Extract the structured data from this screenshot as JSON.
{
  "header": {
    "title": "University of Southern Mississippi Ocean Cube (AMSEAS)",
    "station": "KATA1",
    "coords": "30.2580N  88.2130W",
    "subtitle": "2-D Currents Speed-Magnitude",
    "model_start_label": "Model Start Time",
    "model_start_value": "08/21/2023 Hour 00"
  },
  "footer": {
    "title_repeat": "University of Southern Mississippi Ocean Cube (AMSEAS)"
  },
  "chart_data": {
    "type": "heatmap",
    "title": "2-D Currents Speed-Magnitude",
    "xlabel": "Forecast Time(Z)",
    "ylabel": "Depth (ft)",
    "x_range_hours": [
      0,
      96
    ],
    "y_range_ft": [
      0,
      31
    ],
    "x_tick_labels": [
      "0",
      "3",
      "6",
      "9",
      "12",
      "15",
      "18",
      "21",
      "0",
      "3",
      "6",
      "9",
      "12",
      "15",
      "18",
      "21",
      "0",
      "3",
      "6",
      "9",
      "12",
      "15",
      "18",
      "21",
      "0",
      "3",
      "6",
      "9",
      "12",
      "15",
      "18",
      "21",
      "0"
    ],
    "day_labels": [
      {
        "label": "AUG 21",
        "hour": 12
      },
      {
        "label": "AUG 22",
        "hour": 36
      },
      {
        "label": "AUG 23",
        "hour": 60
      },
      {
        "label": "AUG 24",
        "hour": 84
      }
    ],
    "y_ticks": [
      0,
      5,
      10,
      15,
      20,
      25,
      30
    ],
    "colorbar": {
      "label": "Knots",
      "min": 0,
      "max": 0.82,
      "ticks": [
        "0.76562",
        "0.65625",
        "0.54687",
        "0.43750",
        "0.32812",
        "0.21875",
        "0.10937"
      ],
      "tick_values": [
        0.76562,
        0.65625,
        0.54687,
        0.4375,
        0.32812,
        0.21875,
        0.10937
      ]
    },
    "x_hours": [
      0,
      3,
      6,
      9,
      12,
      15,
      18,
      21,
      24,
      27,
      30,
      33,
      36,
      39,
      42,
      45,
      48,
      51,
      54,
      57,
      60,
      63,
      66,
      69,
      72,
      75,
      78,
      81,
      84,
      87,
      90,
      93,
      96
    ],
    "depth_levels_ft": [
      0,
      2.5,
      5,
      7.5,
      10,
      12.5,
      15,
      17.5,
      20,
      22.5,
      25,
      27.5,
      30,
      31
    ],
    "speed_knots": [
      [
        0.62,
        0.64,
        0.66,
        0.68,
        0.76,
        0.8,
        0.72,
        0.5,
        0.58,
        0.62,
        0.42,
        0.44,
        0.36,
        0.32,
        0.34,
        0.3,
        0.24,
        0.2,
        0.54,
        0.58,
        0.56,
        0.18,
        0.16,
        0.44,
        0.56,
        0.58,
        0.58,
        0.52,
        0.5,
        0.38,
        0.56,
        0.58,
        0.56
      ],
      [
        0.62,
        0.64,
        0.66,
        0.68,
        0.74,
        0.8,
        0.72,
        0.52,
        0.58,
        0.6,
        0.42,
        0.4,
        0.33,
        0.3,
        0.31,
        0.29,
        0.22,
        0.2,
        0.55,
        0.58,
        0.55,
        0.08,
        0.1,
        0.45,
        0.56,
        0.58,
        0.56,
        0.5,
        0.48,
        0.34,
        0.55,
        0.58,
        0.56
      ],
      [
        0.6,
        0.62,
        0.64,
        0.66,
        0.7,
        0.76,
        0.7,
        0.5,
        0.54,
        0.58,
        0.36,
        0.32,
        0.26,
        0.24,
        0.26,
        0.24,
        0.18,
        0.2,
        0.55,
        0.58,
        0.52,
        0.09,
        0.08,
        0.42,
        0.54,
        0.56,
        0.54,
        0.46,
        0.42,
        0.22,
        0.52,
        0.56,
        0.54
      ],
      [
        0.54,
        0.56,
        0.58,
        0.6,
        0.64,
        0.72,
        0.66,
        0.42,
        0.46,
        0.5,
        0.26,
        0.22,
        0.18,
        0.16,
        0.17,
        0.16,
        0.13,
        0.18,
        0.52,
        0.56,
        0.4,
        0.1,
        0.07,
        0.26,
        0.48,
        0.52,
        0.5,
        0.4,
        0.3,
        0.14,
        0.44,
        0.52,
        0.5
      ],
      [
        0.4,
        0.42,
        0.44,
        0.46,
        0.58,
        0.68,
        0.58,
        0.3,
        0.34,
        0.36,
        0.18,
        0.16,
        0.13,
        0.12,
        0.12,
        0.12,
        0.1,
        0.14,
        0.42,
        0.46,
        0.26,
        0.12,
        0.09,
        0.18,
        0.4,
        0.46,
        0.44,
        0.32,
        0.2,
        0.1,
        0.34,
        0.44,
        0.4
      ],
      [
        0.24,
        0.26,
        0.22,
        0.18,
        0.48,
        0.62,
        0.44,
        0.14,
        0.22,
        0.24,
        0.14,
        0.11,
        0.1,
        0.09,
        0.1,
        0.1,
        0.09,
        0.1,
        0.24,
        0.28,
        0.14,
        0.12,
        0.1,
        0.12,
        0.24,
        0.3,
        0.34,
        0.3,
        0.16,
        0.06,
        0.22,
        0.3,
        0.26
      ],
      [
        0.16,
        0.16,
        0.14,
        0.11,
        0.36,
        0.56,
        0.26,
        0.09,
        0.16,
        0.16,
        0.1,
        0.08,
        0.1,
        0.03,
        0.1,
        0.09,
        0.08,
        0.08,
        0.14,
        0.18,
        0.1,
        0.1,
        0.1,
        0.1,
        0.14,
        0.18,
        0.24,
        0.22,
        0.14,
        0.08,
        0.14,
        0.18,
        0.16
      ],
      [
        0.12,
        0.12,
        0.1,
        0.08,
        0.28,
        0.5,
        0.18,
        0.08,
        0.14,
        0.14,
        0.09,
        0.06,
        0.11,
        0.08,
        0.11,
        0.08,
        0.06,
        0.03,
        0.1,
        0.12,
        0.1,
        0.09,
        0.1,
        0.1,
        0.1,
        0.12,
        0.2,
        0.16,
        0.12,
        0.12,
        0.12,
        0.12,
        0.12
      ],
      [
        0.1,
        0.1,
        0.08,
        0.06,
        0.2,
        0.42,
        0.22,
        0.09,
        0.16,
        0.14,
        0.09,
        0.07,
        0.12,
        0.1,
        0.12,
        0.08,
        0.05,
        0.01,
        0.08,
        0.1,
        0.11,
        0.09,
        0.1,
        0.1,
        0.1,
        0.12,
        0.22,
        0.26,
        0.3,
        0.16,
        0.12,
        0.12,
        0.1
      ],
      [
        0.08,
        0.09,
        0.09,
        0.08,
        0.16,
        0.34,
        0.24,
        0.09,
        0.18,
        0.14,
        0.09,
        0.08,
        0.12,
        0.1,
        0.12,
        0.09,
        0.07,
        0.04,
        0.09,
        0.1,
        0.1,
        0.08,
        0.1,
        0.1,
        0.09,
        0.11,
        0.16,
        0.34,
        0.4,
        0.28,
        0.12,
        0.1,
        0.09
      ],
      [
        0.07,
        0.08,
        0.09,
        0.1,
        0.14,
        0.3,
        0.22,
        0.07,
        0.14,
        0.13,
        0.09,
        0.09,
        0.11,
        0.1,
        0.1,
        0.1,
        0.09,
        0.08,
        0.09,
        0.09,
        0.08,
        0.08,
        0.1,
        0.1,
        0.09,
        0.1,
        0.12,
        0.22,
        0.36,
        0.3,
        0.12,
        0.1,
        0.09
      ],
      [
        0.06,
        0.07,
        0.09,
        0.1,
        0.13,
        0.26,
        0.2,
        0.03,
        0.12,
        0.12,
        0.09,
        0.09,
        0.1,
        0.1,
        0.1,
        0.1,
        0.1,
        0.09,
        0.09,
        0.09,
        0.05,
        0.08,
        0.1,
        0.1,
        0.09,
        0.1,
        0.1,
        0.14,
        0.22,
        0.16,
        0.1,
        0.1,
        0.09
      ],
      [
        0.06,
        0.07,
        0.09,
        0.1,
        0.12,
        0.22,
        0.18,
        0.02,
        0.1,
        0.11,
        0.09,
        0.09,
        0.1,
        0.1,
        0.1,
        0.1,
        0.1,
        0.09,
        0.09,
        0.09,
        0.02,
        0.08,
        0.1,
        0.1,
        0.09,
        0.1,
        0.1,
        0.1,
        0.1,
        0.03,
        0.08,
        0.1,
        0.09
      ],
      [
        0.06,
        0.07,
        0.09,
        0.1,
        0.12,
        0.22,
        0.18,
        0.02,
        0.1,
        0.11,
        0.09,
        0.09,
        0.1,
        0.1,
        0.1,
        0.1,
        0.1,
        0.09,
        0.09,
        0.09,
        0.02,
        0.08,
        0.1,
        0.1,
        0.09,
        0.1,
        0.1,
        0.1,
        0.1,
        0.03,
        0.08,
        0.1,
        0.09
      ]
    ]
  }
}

EXERCISE PROMPT:
Extract all lines that hold the word "University".

EXERCISE RESULT:
    "title": "University of Southern Mississippi Ocean Cube (AMSEAS)",
    "title_repeat": "University of Southern Mississippi Ocean Cube (AMSEAS)"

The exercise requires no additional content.